Task to complete> Please transcribe the records precisely; pictures stay out of your copy.

[Begin Given data]

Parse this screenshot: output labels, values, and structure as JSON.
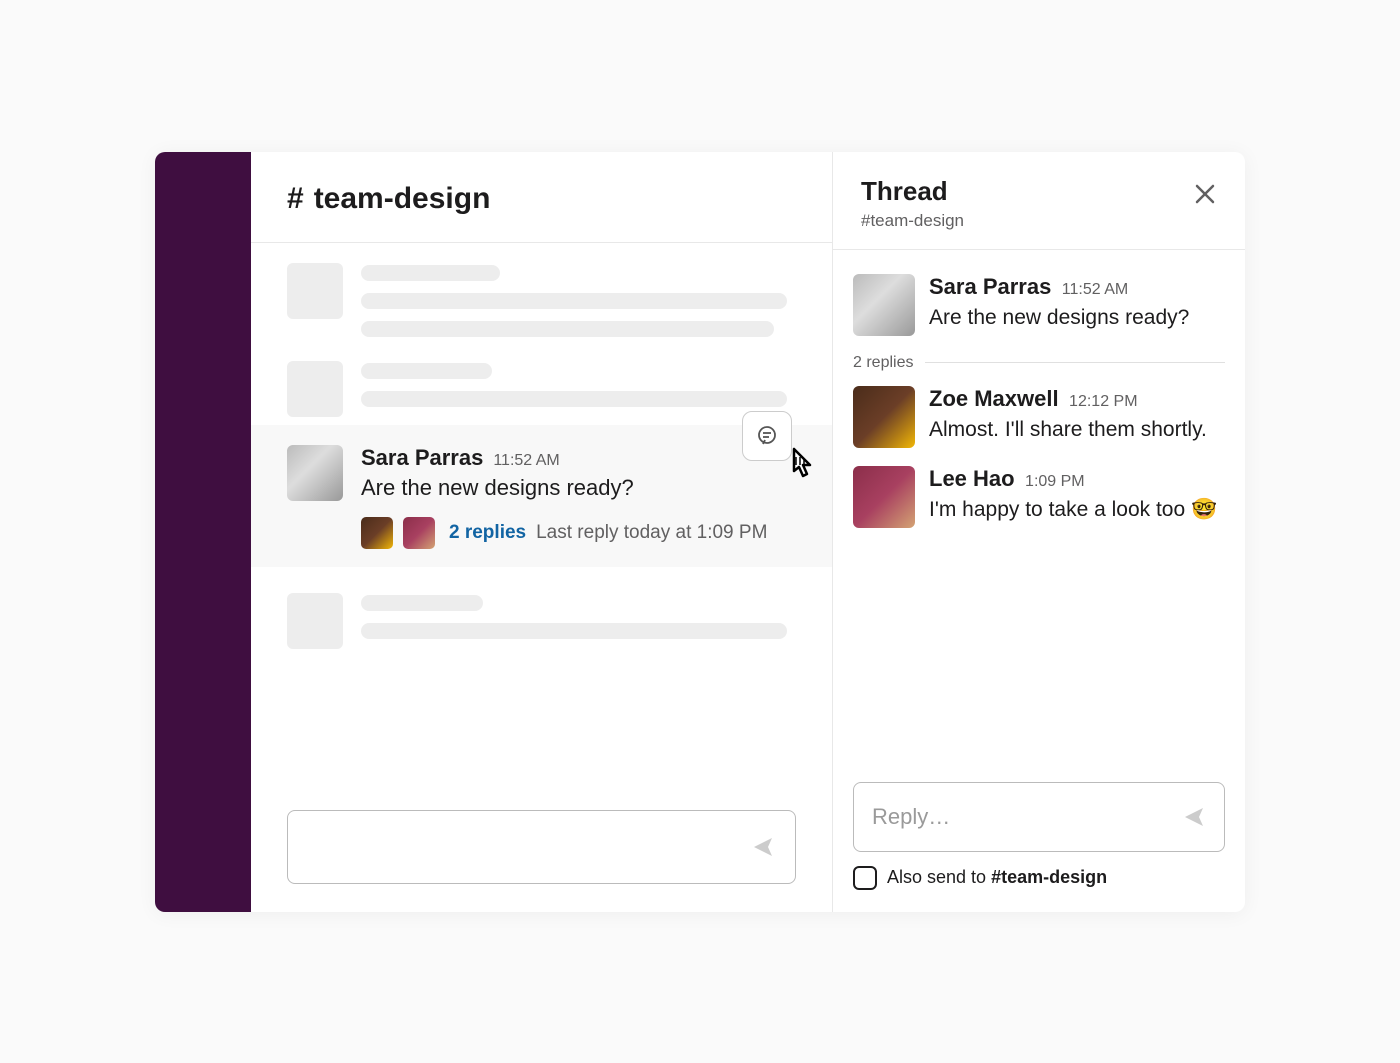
{
  "channel": {
    "hash": "#",
    "name": "team-design"
  },
  "message": {
    "author": "Sara Parras",
    "time": "11:52 AM",
    "text": "Are the new designs ready?",
    "replies_label": "2 replies",
    "last_reply": "Last reply today at 1:09 PM"
  },
  "thread": {
    "title": "Thread",
    "subtitle": "#team-design",
    "replies_count": "2 replies",
    "root": {
      "author": "Sara Parras",
      "time": "11:52 AM",
      "text": "Are the new designs ready?"
    },
    "replies": [
      {
        "author": "Zoe Maxwell",
        "time": "12:12 PM",
        "text": "Almost. I'll share them shortly."
      },
      {
        "author": "Lee Hao",
        "time": "1:09 PM",
        "text": "I'm happy to take a look too 🤓"
      }
    ],
    "composer_placeholder": "Reply…",
    "also_send_prefix": "Also send to ",
    "also_send_channel": "#team-design"
  }
}
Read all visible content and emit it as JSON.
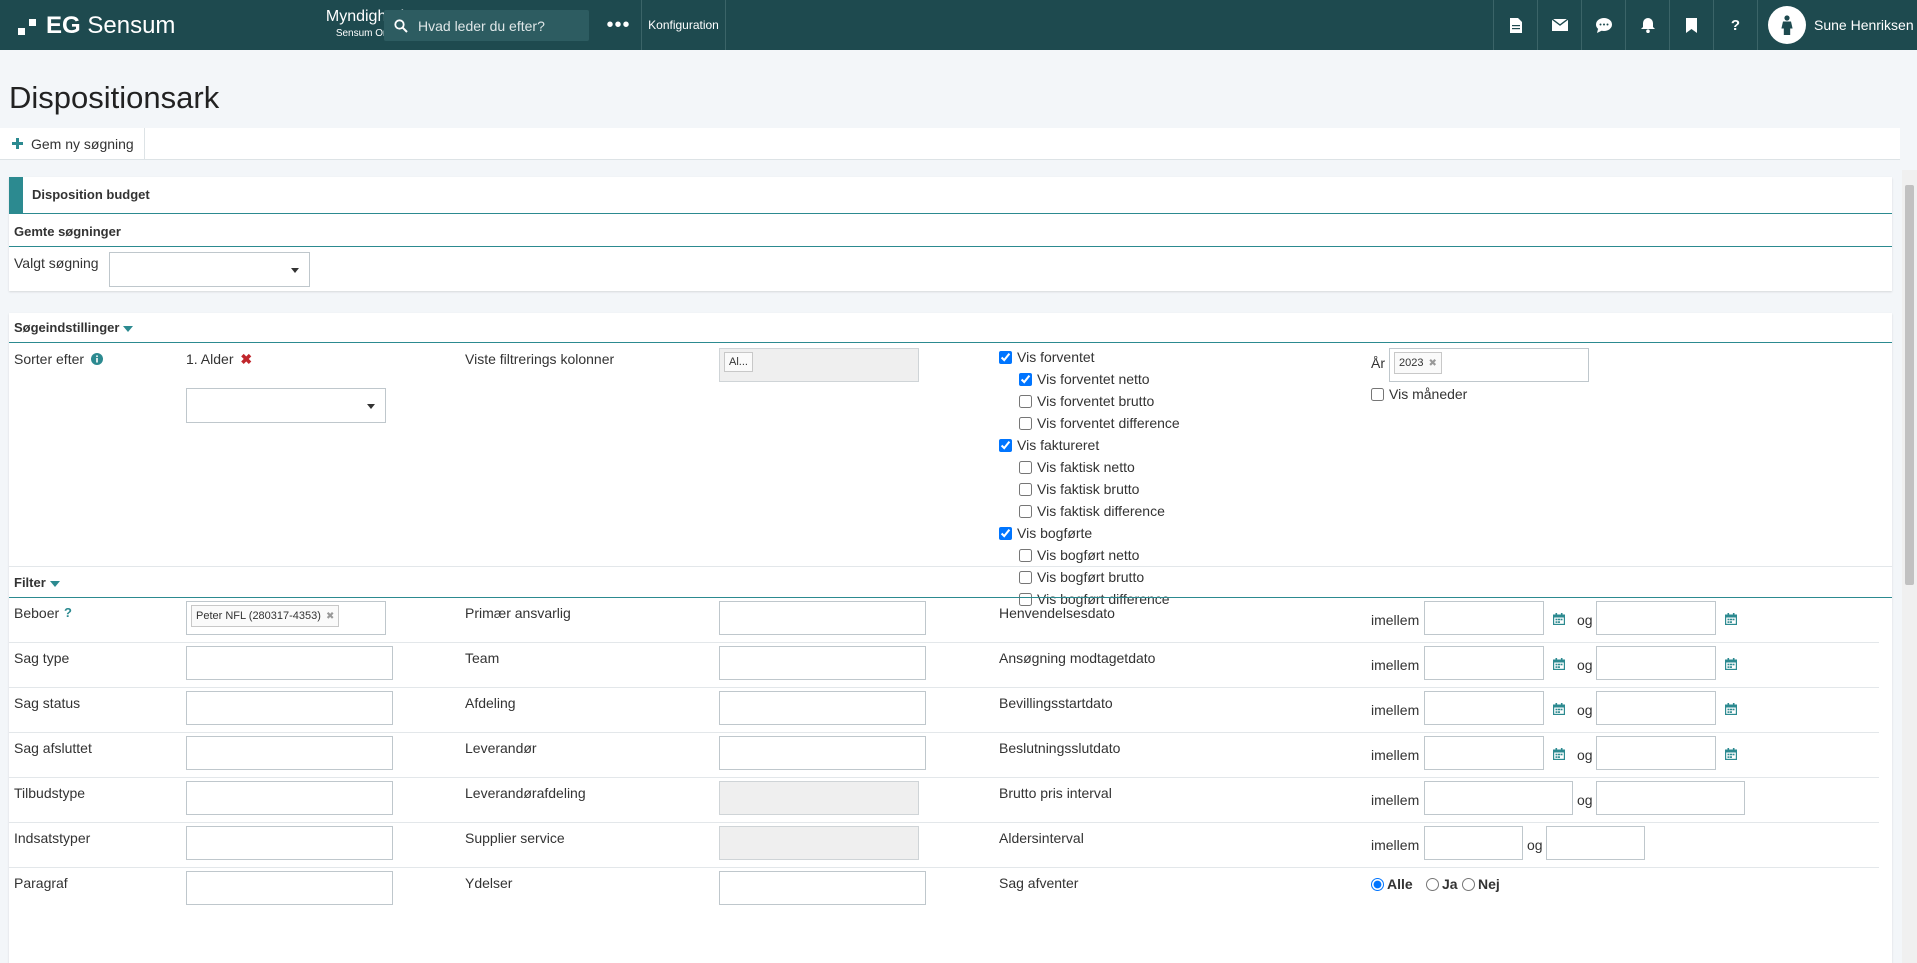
{
  "app": {
    "logo_prefix": "EG",
    "logo_name": "Sensum",
    "context_title": "Myndighed",
    "context_sub": "Sensum One",
    "search_placeholder": "Hvad leder du efter?",
    "more_label": "•••",
    "konfig_label": "Konfiguration",
    "user_name": "Sune Henriksen"
  },
  "page": {
    "title": "Dispositionsark",
    "save_search_label": "Gem ny søgning"
  },
  "disposition": {
    "title": "Disposition budget",
    "saved_title": "Gemte søgninger",
    "selected_label": "Valgt søgning",
    "selected_value": ""
  },
  "settings": {
    "title": "Søgeindstillinger",
    "sort_label": "Sorter efter",
    "sort_item": "1. Alder",
    "shown_filter_label": "Viste filtrerings kolonner",
    "shown_filter_tag": "Al...",
    "year_label": "År",
    "year_tag": "2023",
    "vis_maaneder": "Vis måneder",
    "checks": [
      {
        "label": "Vis forventet",
        "checked": true,
        "indent": false
      },
      {
        "label": "Vis forventet netto",
        "checked": true,
        "indent": true
      },
      {
        "label": "Vis forventet brutto",
        "checked": false,
        "indent": true
      },
      {
        "label": "Vis forventet difference",
        "checked": false,
        "indent": true
      },
      {
        "label": "Vis faktureret",
        "checked": true,
        "indent": false
      },
      {
        "label": "Vis faktisk netto",
        "checked": false,
        "indent": true
      },
      {
        "label": "Vis faktisk brutto",
        "checked": false,
        "indent": true
      },
      {
        "label": "Vis faktisk difference",
        "checked": false,
        "indent": true
      },
      {
        "label": "Vis bogførte",
        "checked": true,
        "indent": false
      },
      {
        "label": "Vis bogført netto",
        "checked": false,
        "indent": true
      },
      {
        "label": "Vis bogført brutto",
        "checked": false,
        "indent": true
      },
      {
        "label": "Vis bogført difference",
        "checked": false,
        "indent": true
      }
    ]
  },
  "filter": {
    "title": "Filter",
    "beboer_help": "?",
    "beboer_tag": "Peter NFL (280317-4353)",
    "between": "imellem",
    "and": "og",
    "radio_all": "Alle",
    "radio_yes": "Ja",
    "radio_no": "Nej",
    "rows": [
      {
        "c1": "Beboer",
        "c2": "Primær ansvarlig",
        "c3": "Henvendelsesdato"
      },
      {
        "c1": "Sag type",
        "c2": "Team",
        "c3": "Ansøgning modtagetdato"
      },
      {
        "c1": "Sag status",
        "c2": "Afdeling",
        "c3": "Bevillingsstartdato"
      },
      {
        "c1": "Sag afsluttet",
        "c2": "Leverandør",
        "c3": "Beslutningsslutdato"
      },
      {
        "c1": "Tilbudstype",
        "c2": "Leverandørafdeling",
        "c3": "Brutto pris interval"
      },
      {
        "c1": "Indsatstyper",
        "c2": "Supplier service",
        "c3": "Aldersinterval"
      },
      {
        "c1": "Paragraf",
        "c2": "Ydelser",
        "c3": "Sag afventer"
      }
    ]
  }
}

[End Given data]

The solution>
Parse this screenshot: output labels, values, and structure as JSON.
{
  "channel": {
    "hash": "#",
    "name": "team-design"
  },
  "message": {
    "author": "Sara Parras",
    "time": "11:52 AM",
    "text": "Are the new designs ready?",
    "replies_label": "2 replies",
    "last_reply": "Last reply today at 1:09 PM"
  },
  "thread": {
    "title": "Thread",
    "subtitle": "#team-design",
    "replies_count": "2 replies",
    "root": {
      "author": "Sara Parras",
      "time": "11:52 AM",
      "text": "Are the new designs ready?"
    },
    "replies": [
      {
        "author": "Zoe Maxwell",
        "time": "12:12 PM",
        "text": "Almost. I'll share them shortly."
      },
      {
        "author": "Lee Hao",
        "time": "1:09 PM",
        "text": "I'm happy to take a look too 🤓"
      }
    ],
    "composer_placeholder": "Reply…",
    "also_send_prefix": "Also send to ",
    "also_send_channel": "#team-design"
  }
}
Read all visible content and emit it as JSON.
{
  "app": {
    "logo_prefix": "EG",
    "logo_name": "Sensum",
    "context_title": "Myndighed",
    "context_sub": "Sensum One",
    "search_placeholder": "Hvad leder du efter?",
    "more_label": "•••",
    "konfig_label": "Konfiguration",
    "user_name": "Sune Henriksen"
  },
  "page": {
    "title": "Dispositionsark",
    "save_search_label": "Gem ny søgning"
  },
  "disposition": {
    "title": "Disposition budget",
    "saved_title": "Gemte søgninger",
    "selected_label": "Valgt søgning",
    "selected_value": ""
  },
  "settings": {
    "title": "Søgeindstillinger",
    "sort_label": "Sorter efter",
    "sort_item": "1. Alder",
    "shown_filter_label": "Viste filtrerings kolonner",
    "shown_filter_tag": "Al...",
    "year_label": "År",
    "year_tag": "2023",
    "vis_maaneder": "Vis måneder",
    "checks": [
      {
        "label": "Vis forventet",
        "checked": true,
        "indent": false
      },
      {
        "label": "Vis forventet netto",
        "checked": true,
        "indent": true
      },
      {
        "label": "Vis forventet brutto",
        "checked": false,
        "indent": true
      },
      {
        "label": "Vis forventet difference",
        "checked": false,
        "indent": true
      },
      {
        "label": "Vis faktureret",
        "checked": true,
        "indent": false
      },
      {
        "label": "Vis faktisk netto",
        "checked": false,
        "indent": true
      },
      {
        "label": "Vis faktisk brutto",
        "checked": false,
        "indent": true
      },
      {
        "label": "Vis faktisk difference",
        "checked": false,
        "indent": true
      },
      {
        "label": "Vis bogførte",
        "checked": true,
        "indent": false
      },
      {
        "label": "Vis bogført netto",
        "checked": false,
        "indent": true
      },
      {
        "label": "Vis bogført brutto",
        "checked": false,
        "indent": true
      },
      {
        "label": "Vis bogført difference",
        "checked": false,
        "indent": true
      }
    ]
  },
  "filter": {
    "title": "Filter",
    "beboer_help": "?",
    "beboer_tag": "Peter NFL (280317-4353)",
    "between": "imellem",
    "and": "og",
    "radio_all": "Alle",
    "radio_yes": "Ja",
    "radio_no": "Nej",
    "rows": [
      {
        "c1": "Beboer",
        "c2": "Primær ansvarlig",
        "c3": "Henvendelsesdato"
      },
      {
        "c1": "Sag type",
        "c2": "Team",
        "c3": "Ansøgning modtagetdato"
      },
      {
        "c1": "Sag status",
        "c2": "Afdeling",
        "c3": "Bevillingsstartdato"
      },
      {
        "c1": "Sag afsluttet",
        "c2": "Leverandør",
        "c3": "Beslutningsslutdato"
      },
      {
        "c1": "Tilbudstype",
        "c2": "Leverandørafdeling",
        "c3": "Brutto pris interval"
      },
      {
        "c1": "Indsatstyper",
        "c2": "Supplier service",
        "c3": "Aldersinterval"
      },
      {
        "c1": "Paragraf",
        "c2": "Ydelser",
        "c3": "Sag afventer"
      }
    ]
  }
}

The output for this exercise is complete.